**EXERCISE OBJECTIVE**. Restate the whole of the material. Keep every word, and drop the pictures.

**MATERIAL PROVIDED**.
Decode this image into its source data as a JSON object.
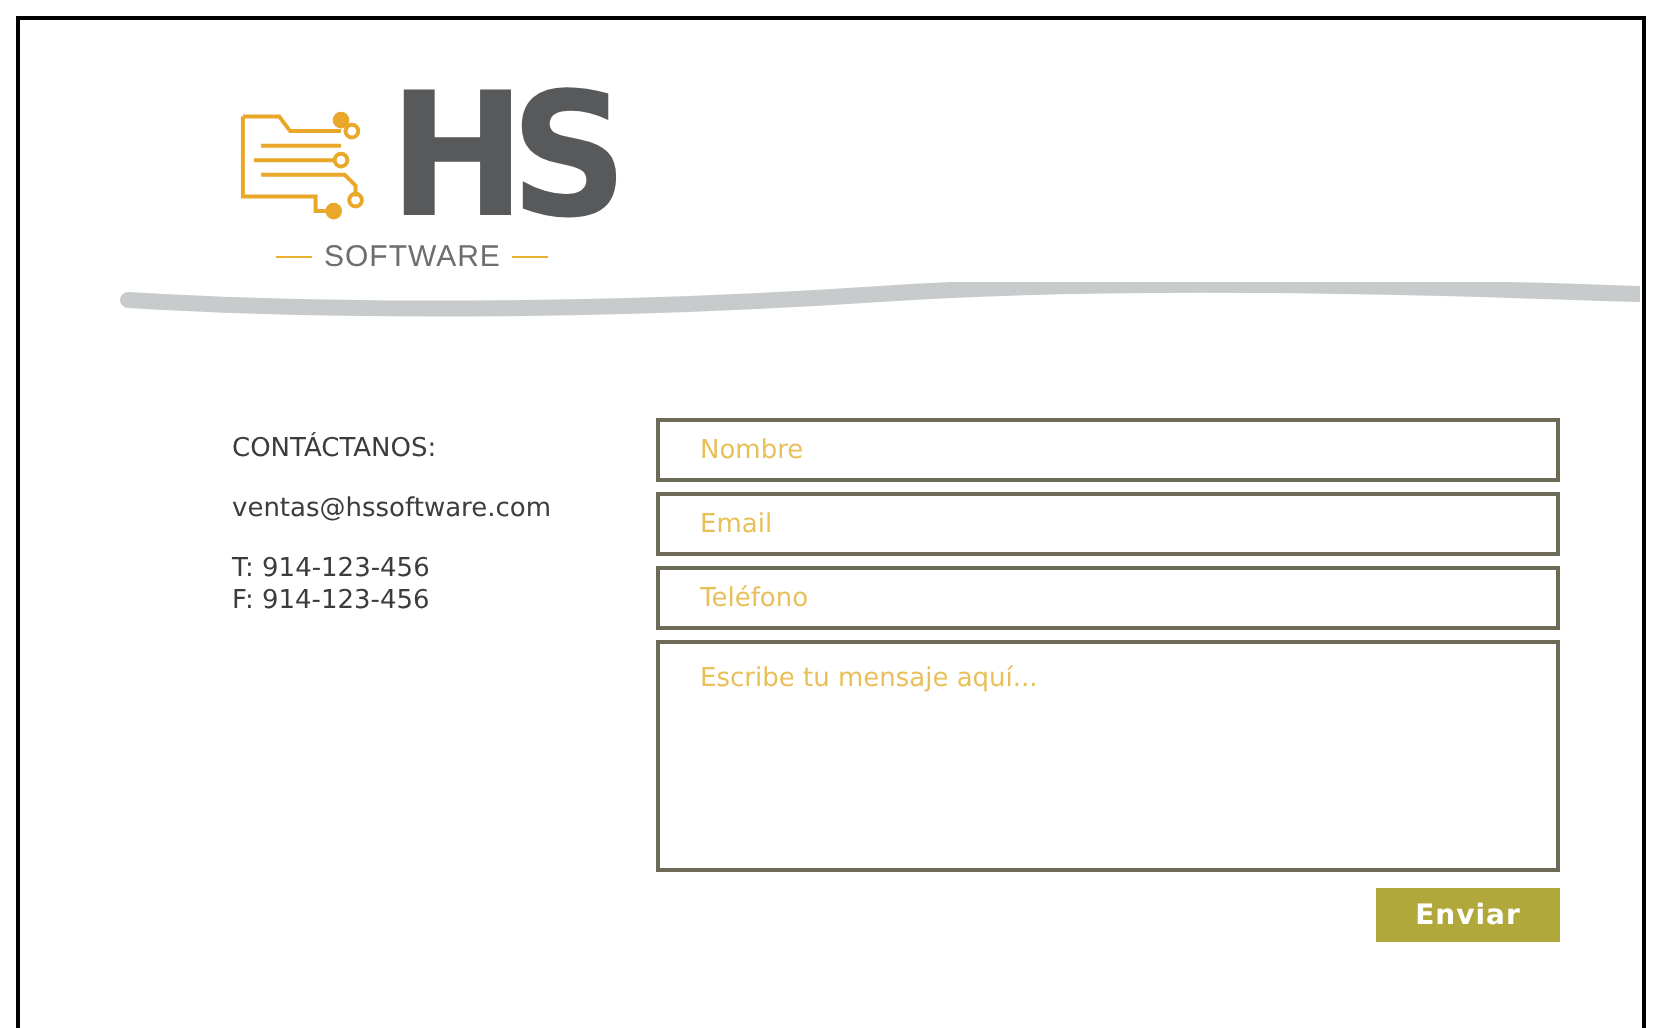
{
  "logo": {
    "letters": "HS",
    "wordmark": "SOFTWARE"
  },
  "contact": {
    "heading": "CONTÁCTANOS:",
    "email": "ventas@hssoftware.com",
    "phones": [
      "T: 914-123-456",
      "F: 914-123-456"
    ]
  },
  "form": {
    "fields": [
      {
        "kind": "line",
        "placeholder": "Nombre"
      },
      {
        "kind": "line",
        "placeholder": "Email"
      },
      {
        "kind": "line",
        "placeholder": "Teléfono"
      },
      {
        "kind": "area",
        "placeholder": "Escribe tu mensaje aquí..."
      }
    ],
    "submit": "Enviar"
  }
}
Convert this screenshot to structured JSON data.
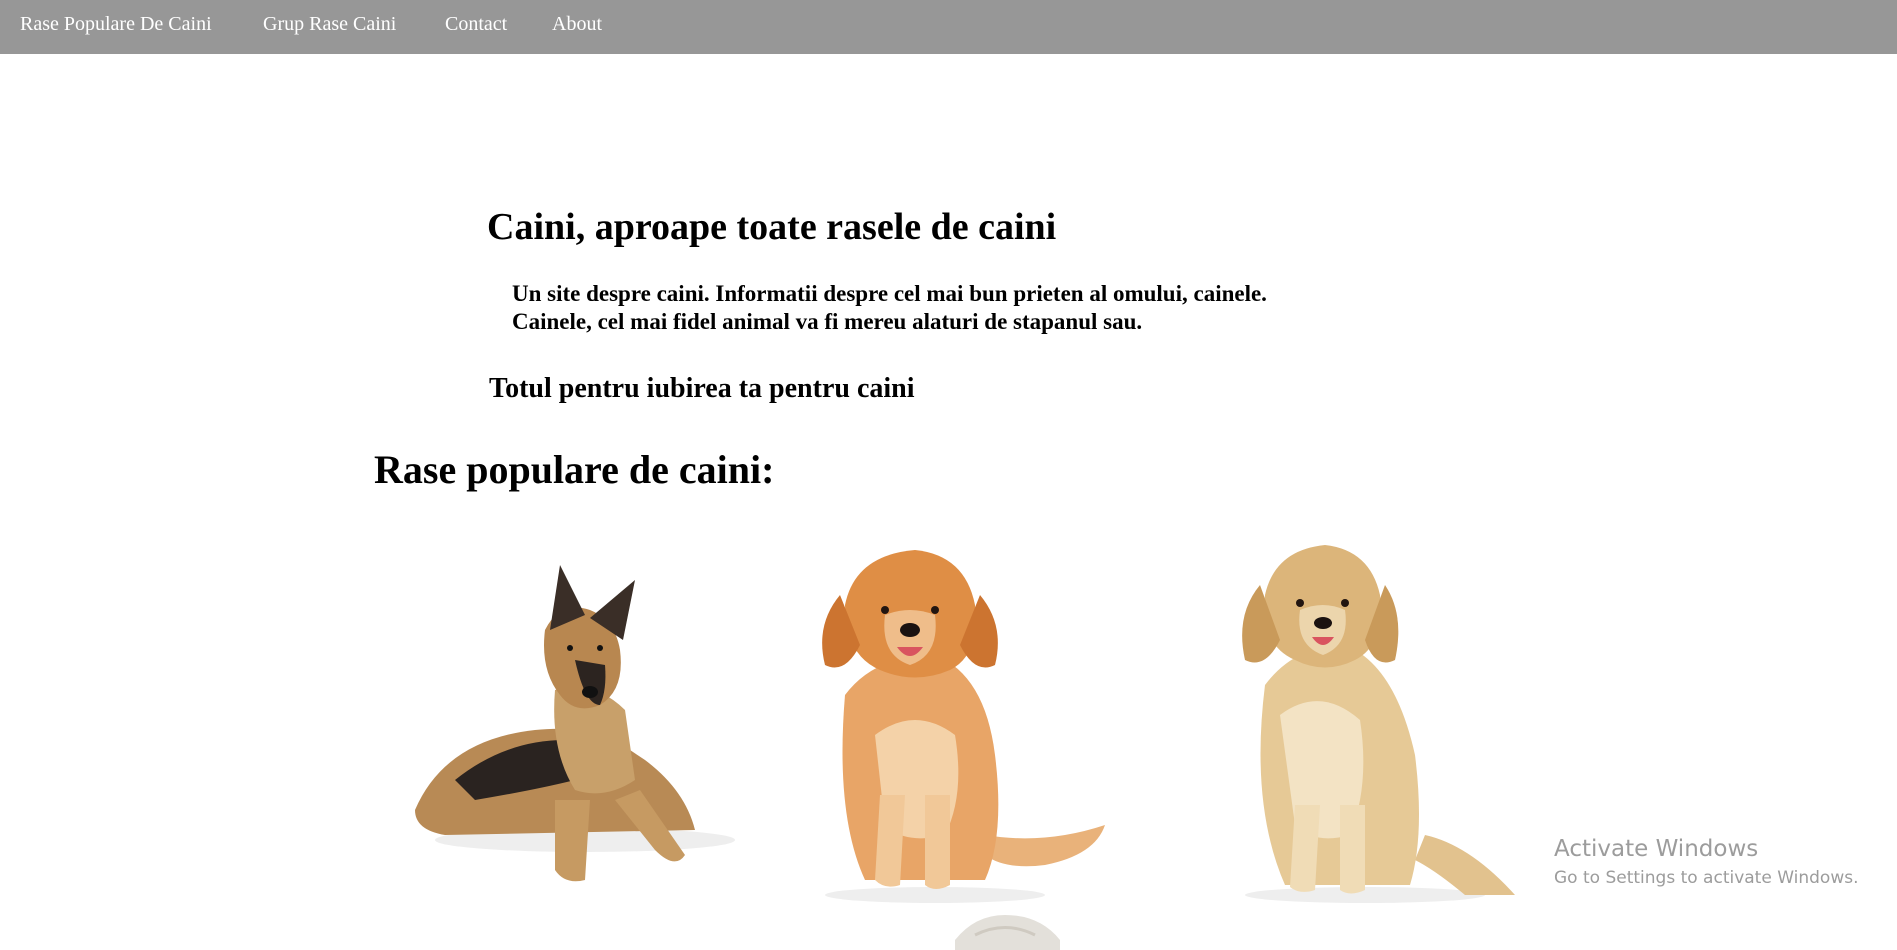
{
  "nav": {
    "links": [
      {
        "label": "Rase Populare De Caini"
      },
      {
        "label": "Grup Rase Caini"
      },
      {
        "label": "Contact"
      },
      {
        "label": "About"
      }
    ],
    "background": "#979797"
  },
  "main": {
    "title": "Caini, aproape toate rasele de caini",
    "intro_line_1": "Un site despre caini. Informatii despre cel mai bun prieten al omului, cainele.",
    "intro_line_2": "Cainele, cel mai fidel animal va fi mereu alaturi de stapanul sau.",
    "tagline": "Totul pentru iubirea ta pentru caini",
    "section_title": "Rase populare de caini:"
  },
  "dogs": [
    {
      "icon": "german-shepherd-photo"
    },
    {
      "icon": "golden-retriever-red-photo"
    },
    {
      "icon": "golden-retriever-light-photo"
    },
    {
      "icon": "dog-photo-partial"
    }
  ],
  "watermark": {
    "title": "Activate Windows",
    "subtitle": "Go to Settings to activate Windows."
  }
}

**WORKED SOLUTION**.
Decode this image into its source data as a JSON object.
{
  "logo": {
    "letters": "HS",
    "wordmark": "SOFTWARE"
  },
  "contact": {
    "heading": "CONTÁCTANOS:",
    "email": "ventas@hssoftware.com",
    "phones": [
      "T: 914-123-456",
      "F: 914-123-456"
    ]
  },
  "form": {
    "fields": [
      {
        "kind": "line",
        "placeholder": "Nombre"
      },
      {
        "kind": "line",
        "placeholder": "Email"
      },
      {
        "kind": "line",
        "placeholder": "Teléfono"
      },
      {
        "kind": "area",
        "placeholder": "Escribe tu mensaje aquí..."
      }
    ],
    "submit": "Enviar"
  }
}
Convert this screenshot to structured JSON data.
{
  "nav": {
    "links": [
      {
        "label": "Rase Populare De Caini"
      },
      {
        "label": "Grup Rase Caini"
      },
      {
        "label": "Contact"
      },
      {
        "label": "About"
      }
    ],
    "background": "#979797"
  },
  "main": {
    "title": "Caini, aproape toate rasele de caini",
    "intro_line_1": "Un site despre caini. Informatii despre cel mai bun prieten al omului, cainele.",
    "intro_line_2": "Cainele, cel mai fidel animal va fi mereu alaturi de stapanul sau.",
    "tagline": "Totul pentru iubirea ta pentru caini",
    "section_title": "Rase populare de caini:"
  },
  "dogs": [
    {
      "icon": "german-shepherd-photo"
    },
    {
      "icon": "golden-retriever-red-photo"
    },
    {
      "icon": "golden-retriever-light-photo"
    },
    {
      "icon": "dog-photo-partial"
    }
  ],
  "watermark": {
    "title": "Activate Windows",
    "subtitle": "Go to Settings to activate Windows."
  }
}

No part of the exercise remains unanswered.